- **Text passage**:
START

- Born: November 10, 1919
- Died: January 1, 2008 (age 88)
- Education: B.A. Dartmouth College J.D. Columbia Law School
- Spouses: Adele Hall (divorced) Joan Leopold
- Children: Georgena Felicia Leopold Dorian Leopold Dreyfuss Fredric Leopold Tess Leopold Michael Wilmeth (stepson)
- Family: Dorothy Schiff (mother-in-law)

= A. Fredric Leopold =

American lawyer and politician

A. Fredric Leopold (November 10, 1919 – January 1, 2008) was an American entertainment lawyer and politician. He served as the mayor of Beverly Hills, California, from 1967 to 1968 and from 1971 to 1972.

==Career==
Leopold served during World War II as a lieutenant in the Navy where he earned five battle stars. He was a Phi Beta Kappa graduate of Dartmouth College and a Harlan Fiske Stone Scholar graduate of Columbia Law School.
He founded the law firm of “Youngman, Hungate & Leopold” which later became “Leopold, Petrich & Smith” where he earned the nickname "dean of the Hollywood script vetters" as he was one of a very few lawyers who would review programming for legal liability that either involved ordinary people in risky situations or hidden cameras such as Survivor, Cops, or Big Brother. His legal work in helping to bring about Disneyland was recognized by Walt Disney by putting the firm Youngman & Leopold on a window above the Disneyana store on Main Street in Disneyland.

END

- **What the exercise asks**:
Answer these questions using the text on A. Fredric Leopold:
(a) Who is listed as his mother-in-law?
(b) During which years did he serve as mayor of Beverly Hills?
(c) What nickname did he earn at his law firm?

- **Source data**:
START

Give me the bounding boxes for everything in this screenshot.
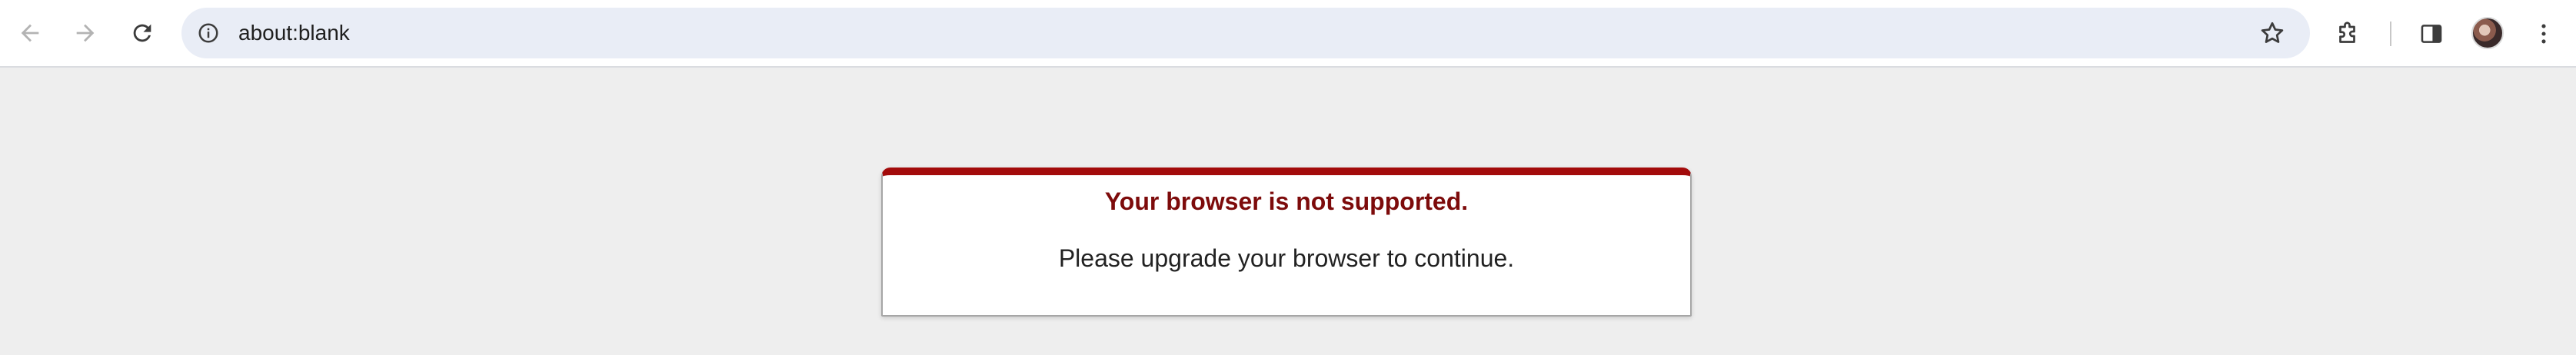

END

- **Finished answer**:
(a) Dorothy Schiff
(b) 1967 to 1968 and 1971 to 1972
(c) "dean of the Hollywood script vetters"